▶ _AVAILABLE RECORDS_:
— Start —
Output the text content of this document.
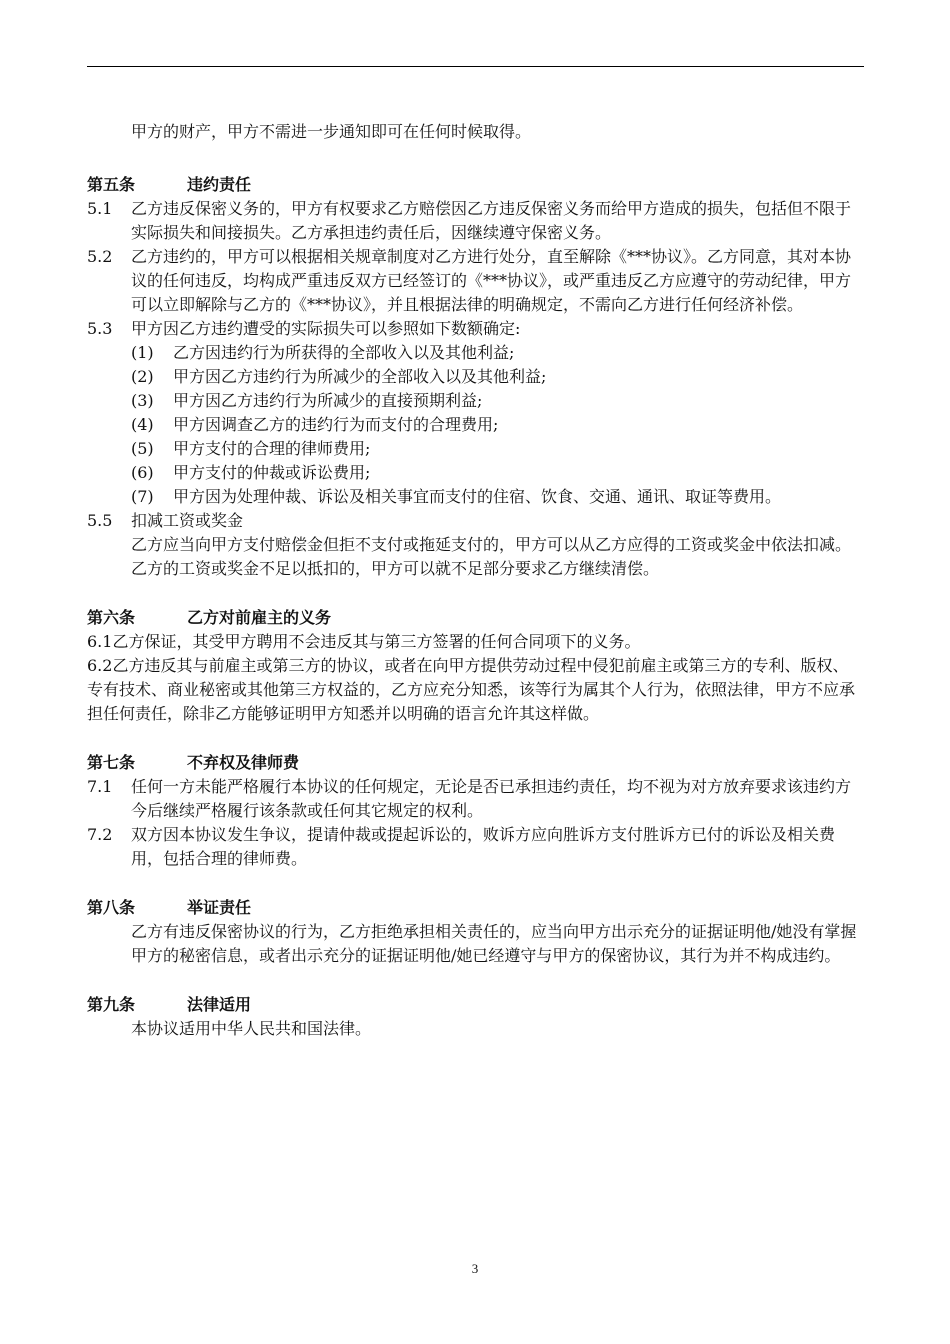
甲方的财产，甲方不需进一步通知即可在任何时候取得。

第五条	违约责任
5.1	乙方违反保密义务的，甲方有权要求乙方赔偿因乙方违反保密义务而给甲方造成的损失，包括但不限于实际损失和间接损失。乙方承担违约责任后，因继续遵守保密义务。
5.2	乙方违约的，甲方可以根据相关规章制度对乙方进行处分，直至解除《***协议》。乙方同意，其对本协议的任何违反，均构成严重违反双方已经签订的《***协议》，或严重违反乙方应遵守的劳动纪律，甲方可以立即解除与乙方的《***协议》，并且根据法律的明确规定，不需向乙方进行任何经济补偿。
5.3	甲方因乙方违约遭受的实际损失可以参照如下数额确定:
(1)	乙方因违约行为所获得的全部收入以及其他利益;
(2)	甲方因乙方违约行为所减少的全部收入以及其他利益;
(3)	甲方因乙方违约行为所减少的直接预期利益;
(4)	甲方因调查乙方的违约行为而支付的合理费用;
(5)	甲方支付的合理的律师费用;
(6)	甲方支付的仲裁或诉讼费用;
(7)	甲方因为处理仲裁、诉讼及相关事宜而支付的住宿、饮食、交通、通讯、取证等费用。
5.5	扣减工资或奖金

乙方应当向甲方支付赔偿金但拒不支付或拖延支付的，甲方可以从乙方应得的工资或奖金中依法扣减。乙方的工资或奖金不足以抵扣的，甲方可以就不足部分要求乙方继续清偿。

第六条	乙方对前雇主的义务

6.1乙方保证，其受甲方聘用不会违反其与第三方签署的任何合同项下的义务。

6.2乙方违反其与前雇主或第三方的协议，或者在向甲方提供劳动过程中侵犯前雇主或第三方的专利、版权、专有技术、商业秘密或其他第三方权益的，乙方应充分知悉，该等行为属其个人行为，依照法律，甲方不应承担任何责任，除非乙方能够证明甲方知悉并以明确的语言允许其这样做。

第七条	不弃权及律师费
7.1	任何一方未能严格履行本协议的任何规定，无论是否已承担违约责任，均不视为对方放弃要求该违约方今后继续严格履行该条款或任何其它规定的权利。
7.2	双方因本协议发生争议，提请仲裁或提起诉讼的，败诉方应向胜诉方支付胜诉方已付的诉讼及相关费用，包括合理的律师费。
第八条	举证责任

乙方有违反保密协议的行为，乙方拒绝承担相关责任的，应当向甲方出示充分的证据证明他/她没有掌握甲方的秘密信息，或者出示充分的证据证明他/她已经遵守与甲方的保密协议，其行为并不构成违约。

第九条	法律适用

本协议适用中华人民共和国法律。

3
— End —
Transcribe all the records above word for word, without their images.

▶ _THE SOLUTION_:
Output the text content of this document.
甲方的财产，甲方不需进一步通知即可在任何时候取得。

第五条	违约责任
5.1	乙方违反保密义务的，甲方有权要求乙方赔偿因乙方违反保密义务而给甲方造成的损失，包括但不限于实际损失和间接损失。乙方承担违约责任后，因继续遵守保密义务。
5.2	乙方违约的，甲方可以根据相关规章制度对乙方进行处分，直至解除《***协议》。乙方同意，其对本协议的任何违反，均构成严重违反双方已经签订的《***协议》，或严重违反乙方应遵守的劳动纪律，甲方可以立即解除与乙方的《***协议》，并且根据法律的明确规定，不需向乙方进行任何经济补偿。
5.3	甲方因乙方违约遭受的实际损失可以参照如下数额确定:
(1)	乙方因违约行为所获得的全部收入以及其他利益;
(2)	甲方因乙方违约行为所减少的全部收入以及其他利益;
(3)	甲方因乙方违约行为所减少的直接预期利益;
(4)	甲方因调查乙方的违约行为而支付的合理费用;
(5)	甲方支付的合理的律师费用;
(6)	甲方支付的仲裁或诉讼费用;
(7)	甲方因为处理仲裁、诉讼及相关事宜而支付的住宿、饮食、交通、通讯、取证等费用。
5.5	扣减工资或奖金

乙方应当向甲方支付赔偿金但拒不支付或拖延支付的，甲方可以从乙方应得的工资或奖金中依法扣减。乙方的工资或奖金不足以抵扣的，甲方可以就不足部分要求乙方继续清偿。

第六条	乙方对前雇主的义务

6.1乙方保证，其受甲方聘用不会违反其与第三方签署的任何合同项下的义务。

6.2乙方违反其与前雇主或第三方的协议，或者在向甲方提供劳动过程中侵犯前雇主或第三方的专利、版权、专有技术、商业秘密或其他第三方权益的，乙方应充分知悉，该等行为属其个人行为，依照法律，甲方不应承担任何责任，除非乙方能够证明甲方知悉并以明确的语言允许其这样做。

第七条	不弃权及律师费
7.1	任何一方未能严格履行本协议的任何规定，无论是否已承担违约责任，均不视为对方放弃要求该违约方今后继续严格履行该条款或任何其它规定的权利。
7.2	双方因本协议发生争议，提请仲裁或提起诉讼的，败诉方应向胜诉方支付胜诉方已付的诉讼及相关费用，包括合理的律师费。
第八条	举证责任

乙方有违反保密协议的行为，乙方拒绝承担相关责任的，应当向甲方出示充分的证据证明他/她没有掌握甲方的秘密信息，或者出示充分的证据证明他/她已经遵守与甲方的保密协议，其行为并不构成违约。

第九条	法律适用

本协议适用中华人民共和国法律。

3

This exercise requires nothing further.